Text excerpt:
------------------------------------------------------------------------

An excellent ideal. I suggest that a good start to that would be for the Senate to call votes for the half doyen or so bills that have passed in the House, such as the one on background checks for gun owners. There is broad approval for that within the USA so it seems an obvious step to finding common ground.

 

 

Sadly, all I've seen from the Democrats for 3+ years is "my way or the highway".

I think you have to be looking at American politics through extremely partisan glasses to reach the conclusion that Reps have been reaching out across the isle and Dems creating a divisive policial environment.

 

I'm not a Republican

Sorry but I honestly do not believe that. It is a strange thing that I have noticed how de facto Reps often say they are independents. Indeed, I once had an American friend who was a registered Democrat but who voted Republican in every election during the years in which I knew her. She also consistently brought up only conservative talking points and in recent times posted many conservative memes on Facebook including obviously fake news. I even posted a couple of times to point out the most ridiculous, which is why she is unfortunately an ex-friend.

 

and I don't really like Trump; he's brash, vulgar and, as Ken says, "scum".

Being dislikable, brash and vulgar is not a reason to consider impeachment. Scum is a term that can mean many different things that may or not be impeachable. The word I find that fits best is "dodgy", as everything he does has the appearance of being questionable even if it is perfectly legitimate. It is like the movements of a stage magician that provide cover to the underlying deception of a trick.

 

But I cannot see how removing him from office will improve the lives of average Americans; if you feel otherwise, please elaborate. While you're at it, please tell us how your, Winston's, Richard's, John's, and Arend's lifestyles have been diminished by the Trump presidency and how those same lifestyles would be enhanced by a Warren presidency. Please bear in mind that unemployment is at an all-time low, the stock market is at an all-time high as is consumer confidence. I anxiously await your response.

There you go again with the conservative talking points. The US economy has continued the recent trend, as has been the case internationally. Labour markets are generally tight across the board. The question of how the US economy would be without DJT as POTUS is something of an academic one. The tax cut is one thing that has had an effect. The general effect of that is to have US Government debt finance corporate stock buybacks. The second aspect of WH policy that has had a major effect on the economy are tariffs and it is difficult to see these as a positive for, well, anyone really. At the very least, my understanding is that most economists believe that removal of the tariffs, which would surely be one result of his removal from office, would improve the lives of ordinary Americans, since they are in fact the ones that primarily end up paying for them.

------------------------------------------------------------------------

[Stored entries]

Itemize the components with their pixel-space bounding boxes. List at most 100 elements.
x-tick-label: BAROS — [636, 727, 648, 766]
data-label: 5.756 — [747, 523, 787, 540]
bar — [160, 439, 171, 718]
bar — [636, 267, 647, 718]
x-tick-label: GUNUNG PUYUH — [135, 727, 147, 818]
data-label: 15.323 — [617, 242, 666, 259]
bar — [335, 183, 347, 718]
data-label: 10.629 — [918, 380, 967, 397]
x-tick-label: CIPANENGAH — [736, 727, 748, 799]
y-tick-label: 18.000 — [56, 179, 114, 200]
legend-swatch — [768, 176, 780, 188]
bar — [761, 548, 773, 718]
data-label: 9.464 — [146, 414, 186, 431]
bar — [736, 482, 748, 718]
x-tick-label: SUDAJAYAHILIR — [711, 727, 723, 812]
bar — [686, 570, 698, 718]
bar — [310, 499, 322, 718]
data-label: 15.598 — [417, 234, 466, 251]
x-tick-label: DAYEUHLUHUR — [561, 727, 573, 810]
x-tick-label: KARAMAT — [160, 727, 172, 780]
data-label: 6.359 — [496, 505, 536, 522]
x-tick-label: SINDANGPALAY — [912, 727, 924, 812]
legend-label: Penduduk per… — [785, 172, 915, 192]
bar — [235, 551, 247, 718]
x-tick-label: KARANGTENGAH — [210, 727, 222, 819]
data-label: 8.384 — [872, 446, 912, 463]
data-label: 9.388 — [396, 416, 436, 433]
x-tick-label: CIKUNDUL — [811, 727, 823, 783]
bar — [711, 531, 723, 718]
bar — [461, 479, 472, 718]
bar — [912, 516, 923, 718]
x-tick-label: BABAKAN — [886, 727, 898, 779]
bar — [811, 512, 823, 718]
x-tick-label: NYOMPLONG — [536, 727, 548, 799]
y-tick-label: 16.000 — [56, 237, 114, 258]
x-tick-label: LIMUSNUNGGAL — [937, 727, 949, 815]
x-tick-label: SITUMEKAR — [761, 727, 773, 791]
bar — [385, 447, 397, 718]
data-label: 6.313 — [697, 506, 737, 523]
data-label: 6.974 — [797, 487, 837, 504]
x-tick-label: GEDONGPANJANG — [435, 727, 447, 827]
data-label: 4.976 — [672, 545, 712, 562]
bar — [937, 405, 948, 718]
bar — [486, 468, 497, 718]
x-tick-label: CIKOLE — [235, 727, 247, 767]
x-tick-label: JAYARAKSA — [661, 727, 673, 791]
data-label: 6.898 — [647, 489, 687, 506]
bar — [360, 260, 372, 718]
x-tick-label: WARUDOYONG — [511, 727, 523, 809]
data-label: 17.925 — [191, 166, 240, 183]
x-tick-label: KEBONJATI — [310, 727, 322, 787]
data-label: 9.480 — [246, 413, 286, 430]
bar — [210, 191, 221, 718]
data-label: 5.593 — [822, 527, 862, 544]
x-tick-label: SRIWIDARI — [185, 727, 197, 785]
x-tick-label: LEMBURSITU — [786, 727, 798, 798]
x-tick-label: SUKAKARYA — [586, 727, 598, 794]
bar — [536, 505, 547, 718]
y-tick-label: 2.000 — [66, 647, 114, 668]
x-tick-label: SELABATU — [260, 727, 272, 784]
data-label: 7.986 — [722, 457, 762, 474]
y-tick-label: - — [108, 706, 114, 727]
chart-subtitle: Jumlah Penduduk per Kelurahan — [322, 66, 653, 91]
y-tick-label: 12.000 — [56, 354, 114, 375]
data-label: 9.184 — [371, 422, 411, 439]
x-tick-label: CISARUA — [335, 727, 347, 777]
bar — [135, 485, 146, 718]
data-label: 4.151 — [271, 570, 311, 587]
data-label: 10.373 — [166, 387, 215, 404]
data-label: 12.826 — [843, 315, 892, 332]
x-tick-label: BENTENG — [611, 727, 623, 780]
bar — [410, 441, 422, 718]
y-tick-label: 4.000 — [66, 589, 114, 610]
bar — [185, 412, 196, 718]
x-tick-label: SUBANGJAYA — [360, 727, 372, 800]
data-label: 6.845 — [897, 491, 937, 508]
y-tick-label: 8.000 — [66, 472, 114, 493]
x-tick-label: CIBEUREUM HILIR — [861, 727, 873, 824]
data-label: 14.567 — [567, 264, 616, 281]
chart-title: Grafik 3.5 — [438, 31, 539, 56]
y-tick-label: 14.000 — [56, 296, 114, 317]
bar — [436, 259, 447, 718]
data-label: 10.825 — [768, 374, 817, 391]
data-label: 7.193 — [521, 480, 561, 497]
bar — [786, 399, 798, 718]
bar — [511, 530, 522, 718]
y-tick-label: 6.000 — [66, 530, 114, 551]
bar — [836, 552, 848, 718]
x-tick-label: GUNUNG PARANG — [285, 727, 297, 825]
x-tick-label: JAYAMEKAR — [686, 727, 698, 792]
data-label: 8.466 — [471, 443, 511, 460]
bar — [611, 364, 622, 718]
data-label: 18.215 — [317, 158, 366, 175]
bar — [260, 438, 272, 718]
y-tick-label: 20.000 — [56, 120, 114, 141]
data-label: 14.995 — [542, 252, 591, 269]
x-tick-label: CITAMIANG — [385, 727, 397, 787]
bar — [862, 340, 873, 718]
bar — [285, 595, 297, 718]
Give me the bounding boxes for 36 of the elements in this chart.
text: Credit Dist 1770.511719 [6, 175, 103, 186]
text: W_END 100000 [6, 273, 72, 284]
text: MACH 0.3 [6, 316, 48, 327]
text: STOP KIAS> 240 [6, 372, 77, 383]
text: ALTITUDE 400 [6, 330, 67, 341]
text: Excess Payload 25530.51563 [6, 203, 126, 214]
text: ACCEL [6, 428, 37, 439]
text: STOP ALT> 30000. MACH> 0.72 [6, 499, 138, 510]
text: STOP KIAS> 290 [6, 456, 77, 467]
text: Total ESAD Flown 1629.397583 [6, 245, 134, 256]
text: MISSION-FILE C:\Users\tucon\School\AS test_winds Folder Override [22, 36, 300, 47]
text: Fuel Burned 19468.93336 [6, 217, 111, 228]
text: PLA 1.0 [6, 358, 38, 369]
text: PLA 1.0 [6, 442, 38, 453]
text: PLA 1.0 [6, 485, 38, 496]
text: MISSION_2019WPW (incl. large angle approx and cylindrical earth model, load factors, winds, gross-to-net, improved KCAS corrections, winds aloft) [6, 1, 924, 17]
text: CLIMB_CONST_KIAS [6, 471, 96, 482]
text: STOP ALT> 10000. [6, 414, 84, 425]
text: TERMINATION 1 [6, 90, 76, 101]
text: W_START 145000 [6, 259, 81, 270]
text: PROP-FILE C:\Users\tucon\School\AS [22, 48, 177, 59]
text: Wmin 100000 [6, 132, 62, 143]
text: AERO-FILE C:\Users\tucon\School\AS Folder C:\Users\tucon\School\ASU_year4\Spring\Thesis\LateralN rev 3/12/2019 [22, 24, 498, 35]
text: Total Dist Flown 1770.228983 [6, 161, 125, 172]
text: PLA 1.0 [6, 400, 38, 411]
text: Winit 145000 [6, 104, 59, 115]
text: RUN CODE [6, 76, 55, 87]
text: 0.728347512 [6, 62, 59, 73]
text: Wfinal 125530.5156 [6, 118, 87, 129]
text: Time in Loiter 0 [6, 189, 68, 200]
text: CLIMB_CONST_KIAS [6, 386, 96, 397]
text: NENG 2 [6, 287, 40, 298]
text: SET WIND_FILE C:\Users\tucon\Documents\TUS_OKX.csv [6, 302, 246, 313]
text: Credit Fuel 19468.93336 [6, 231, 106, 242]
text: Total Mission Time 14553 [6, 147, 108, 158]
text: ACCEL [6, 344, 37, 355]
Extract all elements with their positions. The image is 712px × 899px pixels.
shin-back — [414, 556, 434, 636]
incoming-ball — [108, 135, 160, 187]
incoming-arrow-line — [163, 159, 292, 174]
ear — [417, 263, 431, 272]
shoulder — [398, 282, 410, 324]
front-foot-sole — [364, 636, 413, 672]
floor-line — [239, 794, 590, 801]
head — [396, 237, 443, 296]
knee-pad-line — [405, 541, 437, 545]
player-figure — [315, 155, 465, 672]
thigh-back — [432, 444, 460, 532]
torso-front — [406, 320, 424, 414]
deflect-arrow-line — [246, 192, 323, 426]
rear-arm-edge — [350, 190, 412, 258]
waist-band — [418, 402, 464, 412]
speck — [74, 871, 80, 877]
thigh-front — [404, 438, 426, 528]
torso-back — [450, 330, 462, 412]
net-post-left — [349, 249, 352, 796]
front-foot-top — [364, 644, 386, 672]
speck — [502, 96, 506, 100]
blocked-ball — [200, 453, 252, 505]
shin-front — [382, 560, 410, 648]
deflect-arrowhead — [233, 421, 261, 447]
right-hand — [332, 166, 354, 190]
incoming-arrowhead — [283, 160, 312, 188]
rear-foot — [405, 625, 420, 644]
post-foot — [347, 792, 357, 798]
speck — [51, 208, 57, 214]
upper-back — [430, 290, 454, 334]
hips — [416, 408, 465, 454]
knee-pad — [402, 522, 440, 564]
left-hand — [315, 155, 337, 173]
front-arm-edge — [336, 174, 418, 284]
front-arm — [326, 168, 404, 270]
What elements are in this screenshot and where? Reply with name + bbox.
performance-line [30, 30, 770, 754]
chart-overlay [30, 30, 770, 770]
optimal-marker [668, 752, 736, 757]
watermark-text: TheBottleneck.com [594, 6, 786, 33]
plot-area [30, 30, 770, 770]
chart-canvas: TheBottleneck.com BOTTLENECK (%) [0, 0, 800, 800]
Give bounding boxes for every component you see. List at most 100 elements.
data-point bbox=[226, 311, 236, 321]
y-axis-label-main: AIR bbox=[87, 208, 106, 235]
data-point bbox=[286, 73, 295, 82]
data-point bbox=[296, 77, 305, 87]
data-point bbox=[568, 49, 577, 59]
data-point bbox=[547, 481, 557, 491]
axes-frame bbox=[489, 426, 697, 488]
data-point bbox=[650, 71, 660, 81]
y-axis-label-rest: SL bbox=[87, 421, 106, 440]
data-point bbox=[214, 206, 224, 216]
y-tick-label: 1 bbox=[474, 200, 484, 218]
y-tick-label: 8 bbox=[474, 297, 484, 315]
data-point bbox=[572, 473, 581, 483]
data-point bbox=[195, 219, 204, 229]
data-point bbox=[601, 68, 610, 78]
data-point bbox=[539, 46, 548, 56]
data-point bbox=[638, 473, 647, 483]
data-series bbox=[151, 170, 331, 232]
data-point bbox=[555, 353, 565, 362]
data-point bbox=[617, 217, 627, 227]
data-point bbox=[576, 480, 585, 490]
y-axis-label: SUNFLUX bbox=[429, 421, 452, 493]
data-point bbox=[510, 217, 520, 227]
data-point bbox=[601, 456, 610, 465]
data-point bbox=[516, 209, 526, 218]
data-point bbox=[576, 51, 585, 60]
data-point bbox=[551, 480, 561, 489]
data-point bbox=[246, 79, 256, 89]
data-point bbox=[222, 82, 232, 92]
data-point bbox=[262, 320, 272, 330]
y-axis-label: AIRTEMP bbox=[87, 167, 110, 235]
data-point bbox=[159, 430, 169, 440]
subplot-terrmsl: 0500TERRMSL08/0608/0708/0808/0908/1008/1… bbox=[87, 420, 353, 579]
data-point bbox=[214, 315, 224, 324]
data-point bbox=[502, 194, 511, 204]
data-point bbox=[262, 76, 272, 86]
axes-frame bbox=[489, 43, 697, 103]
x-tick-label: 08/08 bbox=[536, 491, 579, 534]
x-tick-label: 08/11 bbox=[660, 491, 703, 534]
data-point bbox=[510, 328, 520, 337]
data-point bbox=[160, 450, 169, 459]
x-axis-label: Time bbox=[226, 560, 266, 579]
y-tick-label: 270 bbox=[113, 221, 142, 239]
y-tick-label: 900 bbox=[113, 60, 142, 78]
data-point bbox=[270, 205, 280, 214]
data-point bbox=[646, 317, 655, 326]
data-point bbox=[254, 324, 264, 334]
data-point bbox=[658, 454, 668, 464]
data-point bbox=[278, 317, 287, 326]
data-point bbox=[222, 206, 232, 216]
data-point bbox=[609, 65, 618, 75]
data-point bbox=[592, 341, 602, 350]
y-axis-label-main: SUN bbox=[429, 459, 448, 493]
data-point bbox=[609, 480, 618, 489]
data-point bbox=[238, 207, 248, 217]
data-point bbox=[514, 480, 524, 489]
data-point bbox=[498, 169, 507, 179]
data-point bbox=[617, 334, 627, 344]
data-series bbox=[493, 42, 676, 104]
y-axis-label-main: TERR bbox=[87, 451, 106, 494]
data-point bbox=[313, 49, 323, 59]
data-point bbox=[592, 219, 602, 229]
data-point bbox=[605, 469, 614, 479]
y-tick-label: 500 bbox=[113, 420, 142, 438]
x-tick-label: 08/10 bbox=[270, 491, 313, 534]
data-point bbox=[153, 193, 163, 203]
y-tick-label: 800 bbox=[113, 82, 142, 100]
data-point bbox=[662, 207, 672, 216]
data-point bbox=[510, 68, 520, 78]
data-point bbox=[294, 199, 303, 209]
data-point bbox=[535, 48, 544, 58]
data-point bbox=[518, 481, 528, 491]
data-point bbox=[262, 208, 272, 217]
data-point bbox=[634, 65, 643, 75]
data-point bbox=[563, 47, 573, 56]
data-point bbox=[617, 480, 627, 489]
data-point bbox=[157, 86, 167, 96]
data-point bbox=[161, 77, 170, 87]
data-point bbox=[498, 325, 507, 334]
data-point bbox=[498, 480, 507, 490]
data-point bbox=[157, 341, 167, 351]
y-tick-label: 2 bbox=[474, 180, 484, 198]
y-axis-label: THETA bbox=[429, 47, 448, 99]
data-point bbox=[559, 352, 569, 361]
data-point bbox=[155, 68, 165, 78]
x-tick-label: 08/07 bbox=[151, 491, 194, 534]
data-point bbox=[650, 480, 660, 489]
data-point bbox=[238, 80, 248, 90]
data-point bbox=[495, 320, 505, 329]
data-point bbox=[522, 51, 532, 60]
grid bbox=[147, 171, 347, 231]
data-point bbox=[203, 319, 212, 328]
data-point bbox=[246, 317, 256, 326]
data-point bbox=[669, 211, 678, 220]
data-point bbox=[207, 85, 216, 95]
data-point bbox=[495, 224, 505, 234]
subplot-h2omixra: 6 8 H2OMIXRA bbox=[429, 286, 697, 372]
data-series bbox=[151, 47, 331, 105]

------------------------------------------------------------------------

Goal of the exercise:
Extend the forum exchange about impeachment and the US economy, starting right after its last sentence.

Solved problem:
What I feel more personally though is that the erosion of support for structures built up over time, such as NATO and friendly agreements between countries, has simply made the world a more dangerous place. Combined with the increase in hate speech and crimes, not only in the USA but also spreading out internationally, I would say that practically every person in the Western world ought to view events with concern. Perhaps even more seriously the status of American democracy in the world is pretty much at an all time low due right now, at least within my lifetime. Now America might not be the best example of democracy but it is certainly the one that carries the most weight. It is this that has made the USA, imho, a force for good in the world and why I have always argued against anti-American sentiment. At the moment it is difficult to see American policy as that of an ally but rather that of a school yard bully. I do not know how Winston, Richard and Arend feel about it, but for me the relationship between Europe and the USA is important, perhaps even critical. I have not really considered the effects of a Warren presidency but my assumption would be that that relationship would improve.

 

Finally, I do not really understand why the question you present here (how will removing him from office will improve the lives of average Americans?) is somehow to be conflated with the actual question currently facing Congress (has he abused the office of POTUS to such an extent that he should face a trial in the Senate?) The moment that we, as citizens, put self interest ahead of defending our system of government from abuses of power is the point where we open the door to the death of democracy. This is why I think it is important for Dems to go through this process, even if they know it has little chance of resulting in a successful vote in the Senate and even at the risk of it being a net negative in terms of elections. I would hope that you, as a presumably educated man, would be interested in protecting US democracy from obvious abuses of power. It is important, much more so than the DOW, National Debt or any other economic indicator.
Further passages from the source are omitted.